What you need to do: From the line that holds "Serialize everything readable" down to the last line of the listing below, reproduce each line exactly and nothing more, omitting pictures.

The input:

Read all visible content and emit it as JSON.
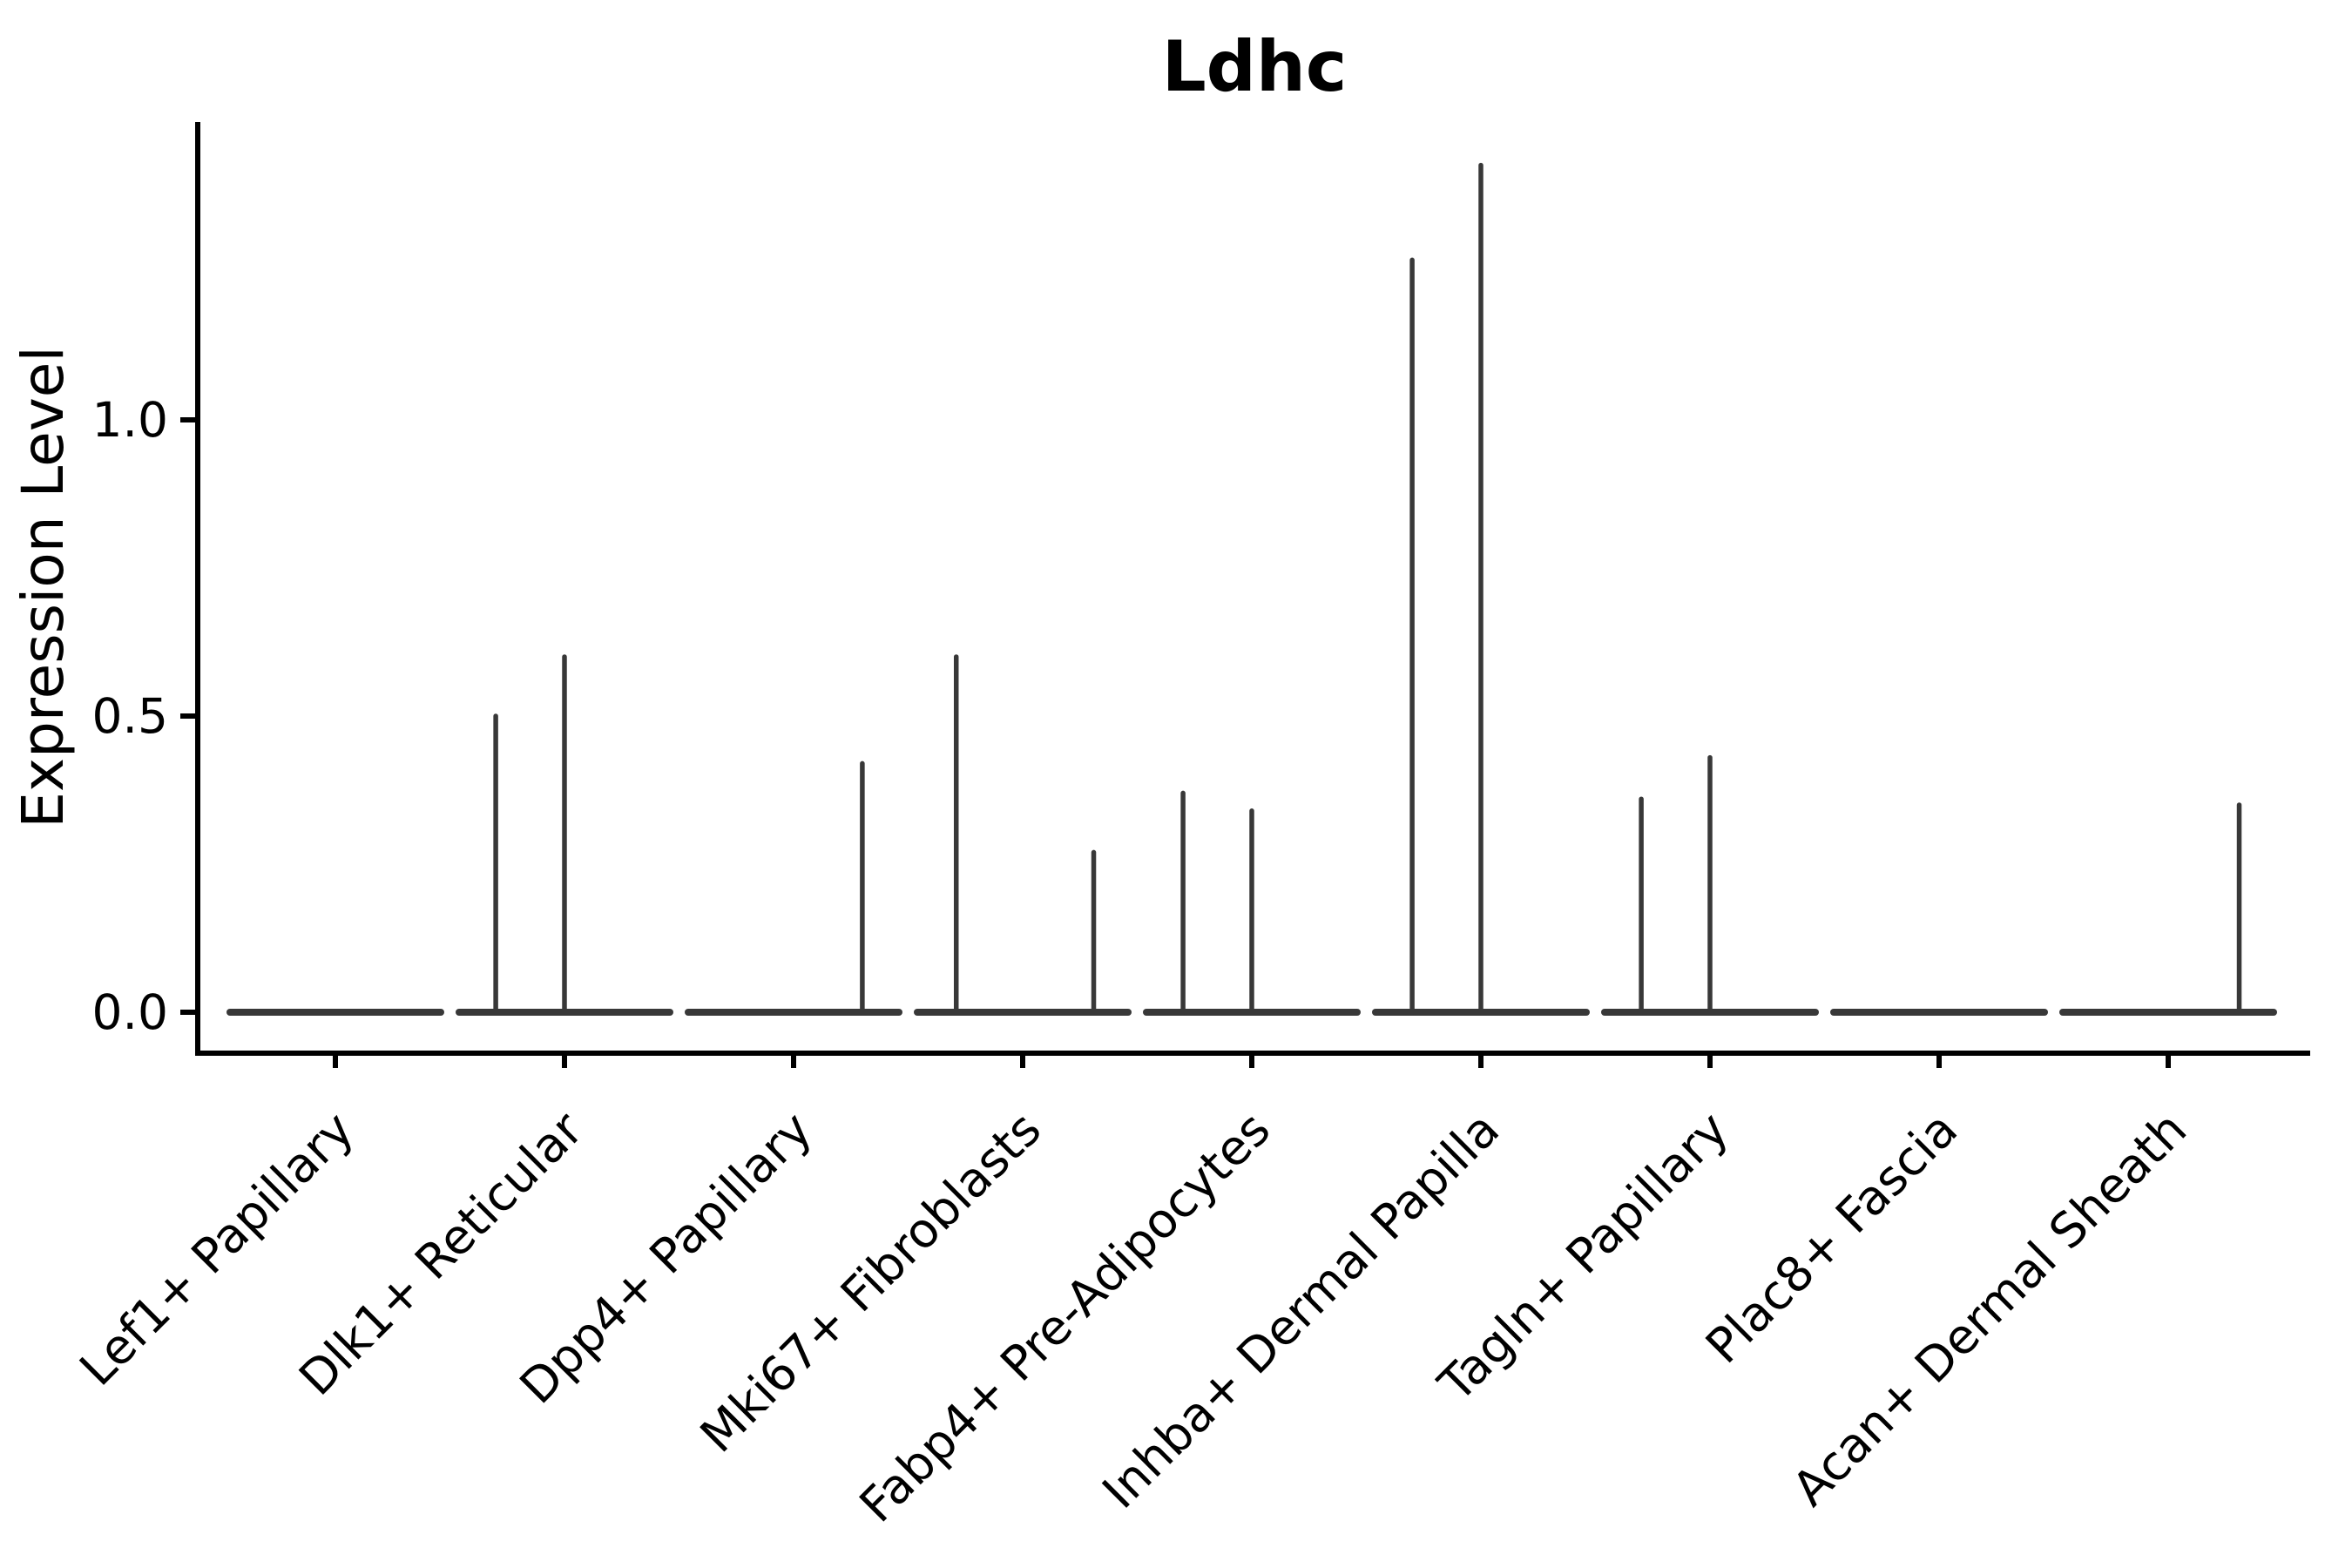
{
  "title": "Ldhc",
  "y_axis_label": "Expression Level",
  "chart_data": {
    "type": "violin",
    "title": "Ldhc",
    "xlabel": "",
    "ylabel": "Expression Level",
    "grid": false,
    "legend": "none",
    "background": "#ffffff",
    "categories": [
      "Lef1+ Papillary",
      "Dlk1+ Reticular",
      "Dpp4+ Papillary",
      "Mki67+ Fibroblasts",
      "Fabp4+ Pre-Adipocytes",
      "Inhba+ Dermal Papilla",
      "Tagln+ Papillary",
      "Plac8+ Fascia",
      "Acan+ Dermal Sheath"
    ],
    "y_ticks": [
      {
        "label": "0.0",
        "value": 0.0
      },
      {
        "label": "0.5",
        "value": 0.5
      },
      {
        "label": "1.0",
        "value": 1.0
      }
    ],
    "ylim": [
      -0.07,
      1.5
    ],
    "xlim": [
      0.4,
      9.62
    ],
    "x_tick_label_rotation_deg": 45,
    "violin_body_halfwidth": 0.46,
    "violins": [
      {
        "category": "Lef1+ Papillary",
        "baseline": 0.0,
        "spikes": []
      },
      {
        "category": "Dlk1+ Reticular",
        "baseline": 0.0,
        "spikes": [
          {
            "offset": -0.3,
            "max": 0.5
          },
          {
            "offset": 0.0,
            "max": 0.6
          }
        ]
      },
      {
        "category": "Dpp4+ Papillary",
        "baseline": 0.0,
        "spikes": [
          {
            "offset": 0.3,
            "max": 0.42
          }
        ]
      },
      {
        "category": "Mki67+ Fibroblasts",
        "baseline": 0.0,
        "spikes": [
          {
            "offset": -0.29,
            "max": 0.6
          },
          {
            "offset": 0.31,
            "max": 0.27
          }
        ]
      },
      {
        "category": "Fabp4+ Pre-Adipocytes",
        "baseline": 0.0,
        "spikes": [
          {
            "offset": -0.3,
            "max": 0.37
          },
          {
            "offset": 0.0,
            "max": 0.34
          }
        ]
      },
      {
        "category": "Inhba+ Dermal Papilla",
        "baseline": 0.0,
        "spikes": [
          {
            "offset": -0.3,
            "max": 1.27
          },
          {
            "offset": 0.0,
            "max": 1.43
          }
        ]
      },
      {
        "category": "Tagln+ Papillary",
        "baseline": 0.0,
        "spikes": [
          {
            "offset": -0.3,
            "max": 0.36
          },
          {
            "offset": 0.0,
            "max": 0.43
          }
        ]
      },
      {
        "category": "Plac8+ Fascia",
        "baseline": 0.0,
        "spikes": []
      },
      {
        "category": "Acan+ Dermal Sheath",
        "baseline": 0.0,
        "spikes": [
          {
            "offset": 0.31,
            "max": 0.35
          }
        ]
      }
    ],
    "colors": {
      "violin_stroke": "#383838",
      "axis": "#000000",
      "text": "#000000",
      "background": "#ffffff"
    }
  }
}
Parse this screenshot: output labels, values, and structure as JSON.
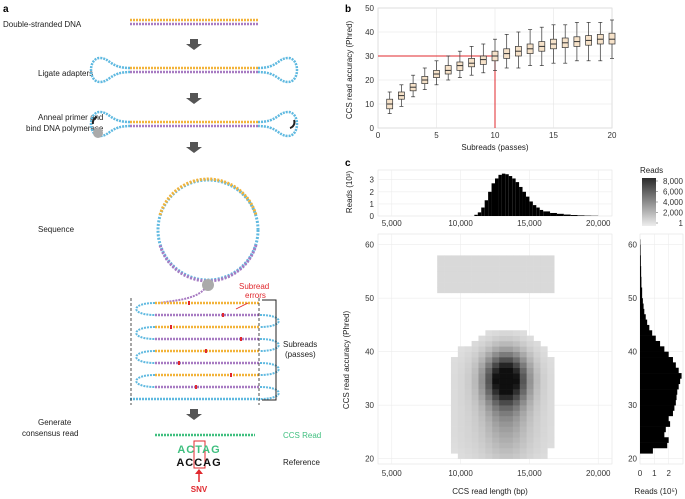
{
  "panel_labels": {
    "a": "a",
    "b": "b",
    "c": "c"
  },
  "panel_a": {
    "steps": [
      {
        "label": "Double-stranded DNA"
      },
      {
        "label": "Ligate adapters"
      },
      {
        "label_line1": "Anneal primer and",
        "label_line2": "bind DNA polymerase"
      },
      {
        "label": "Sequence"
      },
      {
        "label_line1": "Generate",
        "label_line2": "consensus read"
      }
    ],
    "subread_errors_line1": "Subread",
    "subread_errors_line2": "errors",
    "subreads_line1": "Subreads",
    "subreads_line2": "(passes)",
    "ccs_read_label": "CCS Read",
    "reference_label": "Reference",
    "ccs_seq": "ACTAG",
    "ref_seq": "ACCAG",
    "snv_label": "SNV",
    "colors": {
      "adapter": "#5fb9e0",
      "strand_top": "#f2b33a",
      "strand_bottom": "#a77ac2",
      "ccs": "#3fbf7f",
      "error": "#e0282e"
    }
  },
  "chart_data": [
    {
      "id": "b",
      "type": "box",
      "xlabel": "Subreads (passes)",
      "ylabel": "CCS read accuracy (Phred)",
      "xlim": [
        0,
        20
      ],
      "ylim": [
        0,
        50
      ],
      "xticks": [
        0,
        5,
        10,
        15,
        20
      ],
      "yticks": [
        0,
        10,
        20,
        30,
        40,
        50
      ],
      "reference_line": {
        "x": 10,
        "y": 30
      },
      "boxes": [
        {
          "x": 1,
          "low": 6,
          "q1": 8,
          "median": 10,
          "q3": 12,
          "high": 15
        },
        {
          "x": 2,
          "low": 9,
          "q1": 12,
          "median": 13.5,
          "q3": 15,
          "high": 18
        },
        {
          "x": 3,
          "low": 13,
          "q1": 15.5,
          "median": 17,
          "q3": 18.5,
          "high": 22
        },
        {
          "x": 4,
          "low": 16,
          "q1": 18.5,
          "median": 20,
          "q3": 21.5,
          "high": 25
        },
        {
          "x": 5,
          "low": 18,
          "q1": 21,
          "median": 22.5,
          "q3": 24,
          "high": 28
        },
        {
          "x": 6,
          "low": 20,
          "q1": 22.5,
          "median": 24,
          "q3": 26,
          "high": 30
        },
        {
          "x": 7,
          "low": 21,
          "q1": 24,
          "median": 26,
          "q3": 27.5,
          "high": 32
        },
        {
          "x": 8,
          "low": 22,
          "q1": 25.5,
          "median": 27,
          "q3": 29,
          "high": 34
        },
        {
          "x": 9,
          "low": 23,
          "q1": 26.5,
          "median": 28.5,
          "q3": 30,
          "high": 35
        },
        {
          "x": 10,
          "low": 24,
          "q1": 28,
          "median": 30,
          "q3": 32,
          "high": 37
        },
        {
          "x": 11,
          "low": 25,
          "q1": 29,
          "median": 31,
          "q3": 33,
          "high": 39
        },
        {
          "x": 12,
          "low": 25,
          "q1": 30,
          "median": 32,
          "q3": 34,
          "high": 40
        },
        {
          "x": 13,
          "low": 26,
          "q1": 31,
          "median": 33,
          "q3": 35,
          "high": 41
        },
        {
          "x": 14,
          "low": 26,
          "q1": 32,
          "median": 34,
          "q3": 36,
          "high": 42
        },
        {
          "x": 15,
          "low": 27,
          "q1": 33,
          "median": 35,
          "q3": 37,
          "high": 43
        },
        {
          "x": 16,
          "low": 27,
          "q1": 33.5,
          "median": 35.5,
          "q3": 37.5,
          "high": 43
        },
        {
          "x": 17,
          "low": 28,
          "q1": 34,
          "median": 36,
          "q3": 38,
          "high": 44
        },
        {
          "x": 18,
          "low": 28,
          "q1": 34.5,
          "median": 36.5,
          "q3": 38.5,
          "high": 44
        },
        {
          "x": 19,
          "low": 28,
          "q1": 35,
          "median": 37,
          "q3": 39,
          "high": 44
        },
        {
          "x": 20,
          "low": 29,
          "q1": 35,
          "median": 37,
          "q3": 39.5,
          "high": 45
        }
      ]
    },
    {
      "id": "c-top",
      "type": "histogram",
      "ylabel": "Reads (10³)",
      "xlim": [
        4000,
        21000
      ],
      "ylim": [
        0,
        3.8
      ],
      "xticks": [
        5000,
        10000,
        15000,
        20000
      ],
      "xticklabels": [
        "5,000",
        "10,000",
        "15,000",
        "20,000"
      ],
      "yticks": [
        0,
        1,
        2,
        3
      ],
      "x": [
        11000,
        11250,
        11500,
        11750,
        12000,
        12250,
        12500,
        12750,
        13000,
        13250,
        13500,
        13750,
        14000,
        14250,
        14500,
        14750,
        15000,
        15250,
        15500,
        15750,
        16000,
        16500,
        17000,
        17500,
        18000,
        18500,
        19000,
        19500
      ],
      "values": [
        0.1,
        0.3,
        0.7,
        1.3,
        2.0,
        2.7,
        3.1,
        3.4,
        3.5,
        3.45,
        3.3,
        3.1,
        2.8,
        2.4,
        2.0,
        1.6,
        1.2,
        0.9,
        0.7,
        0.5,
        0.38,
        0.25,
        0.18,
        0.12,
        0.08,
        0.05,
        0.03,
        0.02
      ]
    },
    {
      "id": "c-main",
      "type": "heatmap",
      "xlabel": "CCS read length (bp)",
      "ylabel": "CCS read accuracy (Phred)",
      "xlim": [
        4000,
        21000
      ],
      "ylim": [
        19,
        62
      ],
      "xticks": [
        5000,
        10000,
        15000,
        20000
      ],
      "xticklabels": [
        "5,000",
        "10,000",
        "15,000",
        "20,000"
      ],
      "yticks": [
        20,
        30,
        40,
        50,
        60
      ],
      "legend": {
        "title": "Reads",
        "ticks": [
          8000,
          6000,
          4000,
          2000,
          1
        ],
        "ticklabels": [
          "8,000",
          "6,000",
          "4,000",
          "2,000",
          "1"
        ]
      }
    },
    {
      "id": "c-right",
      "type": "histogram",
      "orientation": "horizontal",
      "xlabel": "Reads (10⁵)",
      "xlim": [
        0,
        3
      ],
      "ylim": [
        19,
        62
      ],
      "xticks": [
        0,
        1,
        2
      ],
      "yticks": [
        20,
        30,
        40,
        50,
        60
      ],
      "y": [
        21,
        22,
        23,
        24,
        25,
        26,
        27,
        28,
        29,
        30,
        31,
        32,
        33,
        34,
        35,
        36,
        37,
        38,
        39,
        40,
        41,
        42,
        43,
        44,
        45,
        46,
        47,
        48,
        49,
        50,
        52,
        54,
        56,
        58,
        60
      ],
      "values": [
        0.9,
        1.9,
        2.0,
        1.7,
        1.8,
        2.1,
        2.0,
        2.3,
        2.4,
        2.5,
        2.55,
        2.6,
        2.7,
        2.8,
        2.9,
        2.7,
        2.5,
        2.3,
        2.0,
        1.7,
        1.4,
        1.1,
        0.85,
        0.65,
        0.5,
        0.4,
        0.3,
        0.25,
        0.2,
        0.15,
        0.1,
        0.08,
        0.06,
        0.04,
        0.02
      ]
    }
  ]
}
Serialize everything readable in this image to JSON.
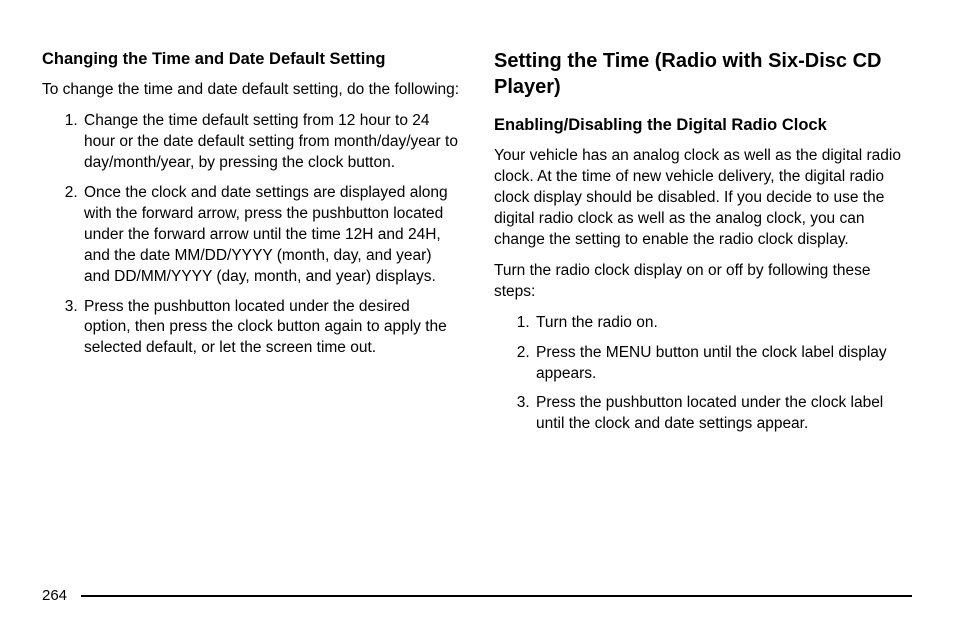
{
  "left": {
    "subheading": "Changing the Time and Date Default Setting",
    "intro": "To change the time and date default setting, do the following:",
    "steps": [
      "Change the time default setting from 12 hour to 24 hour or the date default setting from month/day/year to day/month/year, by pressing the clock button.",
      "Once the clock and date settings are displayed along with the forward arrow, press the pushbutton located under the forward arrow until the time 12H and 24H, and the date MM/DD/YYYY (month, day, and year) and DD/MM/YYYY (day, month, and year) displays.",
      "Press the pushbutton located under the desired option, then press the clock button again to apply the selected default, or let the screen time out."
    ]
  },
  "right": {
    "heading": "Setting the Time (Radio with Six-Disc CD Player)",
    "subheading": "Enabling/Disabling the Digital Radio Clock",
    "para1": "Your vehicle has an analog clock as well as the digital radio clock. At the time of new vehicle delivery, the digital radio clock display should be disabled. If you decide to use the digital radio clock as well as the analog clock, you can change the setting to enable the radio clock display.",
    "para2": "Turn the radio clock display on or off by following these steps:",
    "steps": [
      "Turn the radio on.",
      "Press the MENU button until the clock label display appears.",
      "Press the pushbutton located under the clock label until the clock and date settings appear."
    ]
  },
  "pageNumber": "264"
}
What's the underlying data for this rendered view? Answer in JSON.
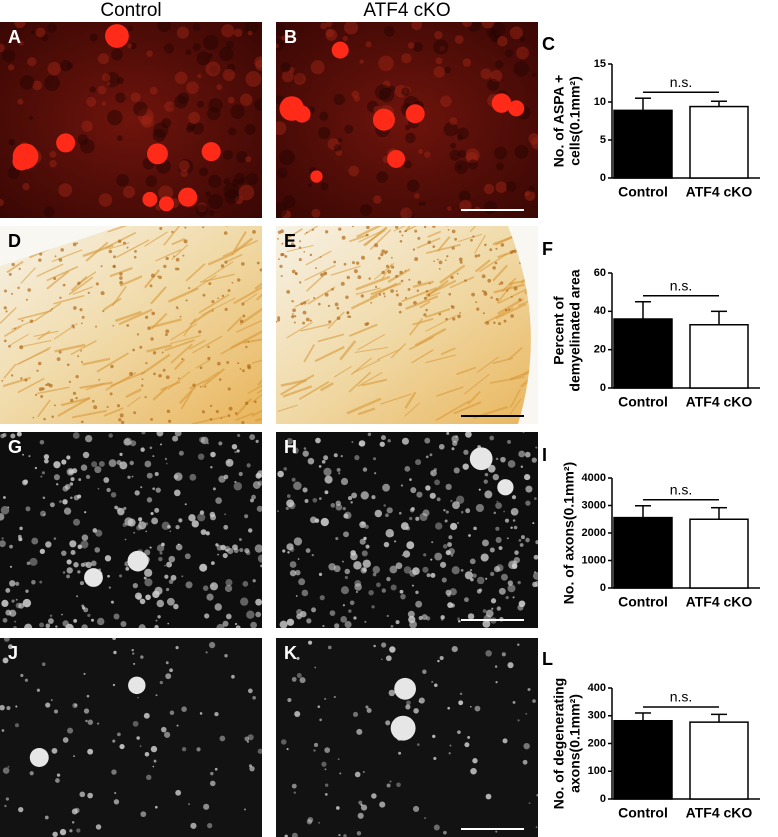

Task solution:
Serialize everything readable in this image to JSON.
{
  "left": {
    "subheading": "Changing the Time and Date Default Setting",
    "intro": "To change the time and date default setting, do the following:",
    "steps": [
      "Change the time default setting from 12 hour to 24 hour or the date default setting from month/day/year to day/month/year, by pressing the clock button.",
      "Once the clock and date settings are displayed along with the forward arrow, press the pushbutton located under the forward arrow until the time 12H and 24H, and the date MM/DD/YYYY (month, day, and year) and DD/MM/YYYY (day, month, and year) displays.",
      "Press the pushbutton located under the desired option, then press the clock button again to apply the selected default, or let the screen time out."
    ]
  },
  "right": {
    "heading": "Setting the Time (Radio with Six-Disc CD Player)",
    "subheading": "Enabling/Disabling the Digital Radio Clock",
    "para1": "Your vehicle has an analog clock as well as the digital radio clock. At the time of new vehicle delivery, the digital radio clock display should be disabled. If you decide to use the digital radio clock as well as the analog clock, you can change the setting to enable the radio clock display.",
    "para2": "Turn the radio clock display on or off by following these steps:",
    "steps": [
      "Turn the radio on.",
      "Press the MENU button until the clock label display appears.",
      "Press the pushbutton located under the clock label until the clock and date settings appear."
    ]
  },
  "pageNumber": "264"
}
What's the underlying data for this rendered view? Answer in JSON.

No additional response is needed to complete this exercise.